== TASK TO CARRY OUT ==
Identify the lines that contain the string "screenshot", then copy each of them.

== INPUT FOR THIS TASK ==
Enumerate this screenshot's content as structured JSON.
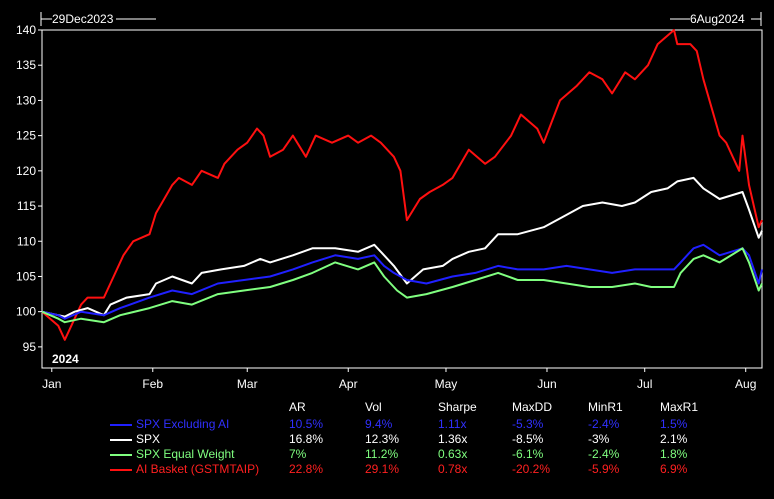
{
  "header": {
    "start_date": "29Dec2023",
    "end_date": "6Aug2024"
  },
  "chart_data": {
    "type": "line",
    "year_label": "2024",
    "x_tick_labels": [
      "Jan",
      "Feb",
      "Mar",
      "Apr",
      "May",
      "Jun",
      "Jul",
      "Aug"
    ],
    "ylim": [
      92,
      140
    ],
    "y_ticks": [
      95,
      100,
      105,
      110,
      115,
      120,
      125,
      130,
      135,
      140
    ],
    "series": [
      {
        "name": "AI Basket (GSTMTAIP)",
        "color": "#ff1010",
        "x": [
          "2023-12-29",
          "2024-01-03",
          "2024-01-05",
          "2024-01-08",
          "2024-01-10",
          "2024-01-12",
          "2024-01-17",
          "2024-01-19",
          "2024-01-23",
          "2024-01-26",
          "2024-01-31",
          "2024-02-02",
          "2024-02-07",
          "2024-02-09",
          "2024-02-13",
          "2024-02-16",
          "2024-02-21",
          "2024-02-23",
          "2024-02-27",
          "2024-03-01",
          "2024-03-04",
          "2024-03-06",
          "2024-03-08",
          "2024-03-12",
          "2024-03-15",
          "2024-03-19",
          "2024-03-22",
          "2024-03-27",
          "2024-04-01",
          "2024-04-04",
          "2024-04-08",
          "2024-04-11",
          "2024-04-15",
          "2024-04-17",
          "2024-04-19",
          "2024-04-23",
          "2024-04-26",
          "2024-04-30",
          "2024-05-03",
          "2024-05-08",
          "2024-05-13",
          "2024-05-16",
          "2024-05-21",
          "2024-05-24",
          "2024-05-29",
          "2024-05-31",
          "2024-06-05",
          "2024-06-10",
          "2024-06-14",
          "2024-06-18",
          "2024-06-21",
          "2024-06-25",
          "2024-06-28",
          "2024-07-02",
          "2024-07-05",
          "2024-07-10",
          "2024-07-11",
          "2024-07-15",
          "2024-07-17",
          "2024-07-19",
          "2024-07-24",
          "2024-07-26",
          "2024-07-30",
          "2024-07-31",
          "2024-08-02",
          "2024-08-05",
          "2024-08-06"
        ],
        "values": [
          100,
          98,
          96,
          99,
          101,
          102,
          102,
          104,
          108,
          110,
          111,
          114,
          118,
          119,
          118,
          120,
          119,
          121,
          123,
          124,
          126,
          125,
          122,
          123,
          125,
          122,
          125,
          124,
          125,
          124,
          125,
          124,
          122,
          120,
          113,
          116,
          117,
          118,
          119,
          123,
          121,
          122,
          125,
          128,
          126,
          124,
          130,
          132,
          134,
          133,
          131,
          134,
          133,
          135,
          138,
          140,
          138,
          138,
          137,
          133,
          125,
          124,
          120,
          125,
          118,
          112,
          113
        ]
      },
      {
        "name": "SPX",
        "color": "#ffffff",
        "x": [
          "2023-12-29",
          "2024-01-03",
          "2024-01-05",
          "2024-01-08",
          "2024-01-12",
          "2024-01-17",
          "2024-01-19",
          "2024-01-24",
          "2024-01-31",
          "2024-02-02",
          "2024-02-07",
          "2024-02-13",
          "2024-02-16",
          "2024-02-22",
          "2024-02-29",
          "2024-03-05",
          "2024-03-08",
          "2024-03-15",
          "2024-03-21",
          "2024-03-28",
          "2024-04-04",
          "2024-04-09",
          "2024-04-12",
          "2024-04-15",
          "2024-04-19",
          "2024-04-24",
          "2024-04-30",
          "2024-05-03",
          "2024-05-08",
          "2024-05-13",
          "2024-05-17",
          "2024-05-23",
          "2024-05-31",
          "2024-06-06",
          "2024-06-12",
          "2024-06-18",
          "2024-06-24",
          "2024-06-28",
          "2024-07-03",
          "2024-07-08",
          "2024-07-11",
          "2024-07-16",
          "2024-07-19",
          "2024-07-24",
          "2024-07-31",
          "2024-08-02",
          "2024-08-05",
          "2024-08-06"
        ],
        "values": [
          100,
          99.5,
          99.3,
          100,
          100.5,
          99.5,
          101,
          102,
          102.5,
          104,
          105,
          104,
          105.5,
          106,
          106.5,
          107.5,
          107,
          108,
          109,
          109,
          108.5,
          109.5,
          108,
          106.5,
          104,
          106,
          106.5,
          107.5,
          108.5,
          109,
          111,
          111,
          112,
          113.5,
          115,
          115.5,
          115,
          115.5,
          117,
          117.5,
          118.5,
          119,
          117.5,
          116,
          117,
          114.5,
          110.5,
          111.5
        ]
      },
      {
        "name": "SPX Excluding AI",
        "color": "#2020ff",
        "x": [
          "2023-12-29",
          "2024-01-03",
          "2024-01-05",
          "2024-01-10",
          "2024-01-17",
          "2024-01-22",
          "2024-01-31",
          "2024-02-07",
          "2024-02-13",
          "2024-02-21",
          "2024-02-29",
          "2024-03-08",
          "2024-03-15",
          "2024-03-21",
          "2024-03-28",
          "2024-04-04",
          "2024-04-09",
          "2024-04-12",
          "2024-04-15",
          "2024-04-19",
          "2024-04-25",
          "2024-05-03",
          "2024-05-10",
          "2024-05-17",
          "2024-05-23",
          "2024-05-31",
          "2024-06-07",
          "2024-06-14",
          "2024-06-21",
          "2024-06-28",
          "2024-07-03",
          "2024-07-10",
          "2024-07-12",
          "2024-07-16",
          "2024-07-19",
          "2024-07-24",
          "2024-07-31",
          "2024-08-02",
          "2024-08-05",
          "2024-08-06"
        ],
        "values": [
          100,
          99.5,
          99,
          100,
          99.5,
          100.5,
          102,
          103,
          102.5,
          104,
          104.5,
          105,
          106,
          107,
          108,
          107.5,
          108,
          106.5,
          105.5,
          104.5,
          104,
          105,
          105.5,
          106.5,
          106,
          106,
          106.5,
          106,
          105.5,
          106,
          106,
          106,
          107,
          109,
          109.5,
          108,
          109,
          108,
          104,
          106
        ]
      },
      {
        "name": "SPX Equal Weight",
        "color": "#80ff80",
        "x": [
          "2023-12-29",
          "2024-01-03",
          "2024-01-05",
          "2024-01-10",
          "2024-01-17",
          "2024-01-22",
          "2024-01-31",
          "2024-02-07",
          "2024-02-13",
          "2024-02-21",
          "2024-02-29",
          "2024-03-08",
          "2024-03-15",
          "2024-03-21",
          "2024-03-28",
          "2024-04-04",
          "2024-04-09",
          "2024-04-12",
          "2024-04-16",
          "2024-04-19",
          "2024-04-25",
          "2024-05-03",
          "2024-05-10",
          "2024-05-17",
          "2024-05-23",
          "2024-05-31",
          "2024-06-07",
          "2024-06-14",
          "2024-06-21",
          "2024-06-28",
          "2024-07-03",
          "2024-07-10",
          "2024-07-12",
          "2024-07-16",
          "2024-07-19",
          "2024-07-24",
          "2024-07-31",
          "2024-08-02",
          "2024-08-05",
          "2024-08-06"
        ],
        "values": [
          100,
          99,
          98.5,
          99,
          98.5,
          99.5,
          100.5,
          101.5,
          101,
          102.5,
          103,
          103.5,
          104.5,
          105.5,
          107,
          106,
          107,
          105,
          103,
          102,
          102.5,
          103.5,
          104.5,
          105.5,
          104.5,
          104.5,
          104,
          103.5,
          103.5,
          104,
          103.5,
          103.5,
          105.5,
          107.5,
          108,
          107,
          109,
          107,
          103,
          104
        ]
      }
    ]
  },
  "legend": {
    "headers": [
      "AR",
      "Vol",
      "Sharpe",
      "MaxDD",
      "MinR1",
      "MaxR1"
    ],
    "rows": [
      {
        "name": "SPX Excluding AI",
        "color": "#2020ff",
        "text_color": "#3030ff",
        "values": [
          "10.5%",
          "9.4%",
          "1.11x",
          "-5.3%",
          "-2.4%",
          "1.5%"
        ]
      },
      {
        "name": "SPX",
        "color": "#ffffff",
        "text_color": "#ffffff",
        "values": [
          "16.8%",
          "12.3%",
          "1.36x",
          "-8.5%",
          "-3%",
          "2.1%"
        ]
      },
      {
        "name": "SPX Equal Weight",
        "color": "#80ff80",
        "text_color": "#80ff80",
        "values": [
          "7%",
          "11.2%",
          "0.63x",
          "-6.1%",
          "-2.4%",
          "1.8%"
        ]
      },
      {
        "name": "AI Basket (GSTMTAIP)",
        "color": "#ff1010",
        "text_color": "#ff2020",
        "values": [
          "22.8%",
          "29.1%",
          "0.78x",
          "-20.2%",
          "-5.9%",
          "6.9%"
        ]
      }
    ]
  }
}
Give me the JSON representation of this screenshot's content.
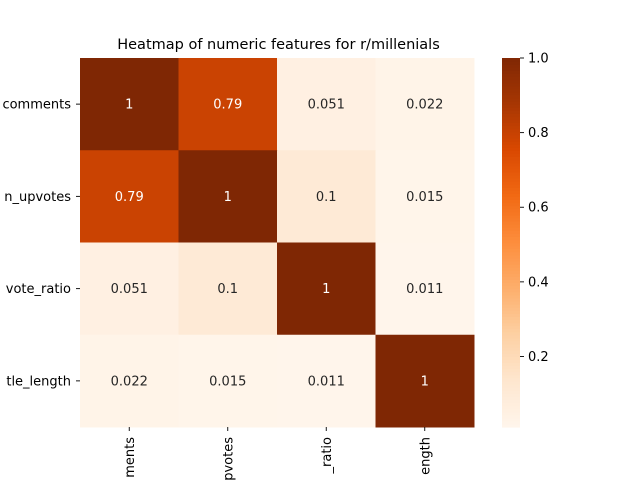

== PROBLEM SOLUTION ==
Enumerate this screenshot's content as structured JSON.
Give me the JSON representation of this screenshot's content.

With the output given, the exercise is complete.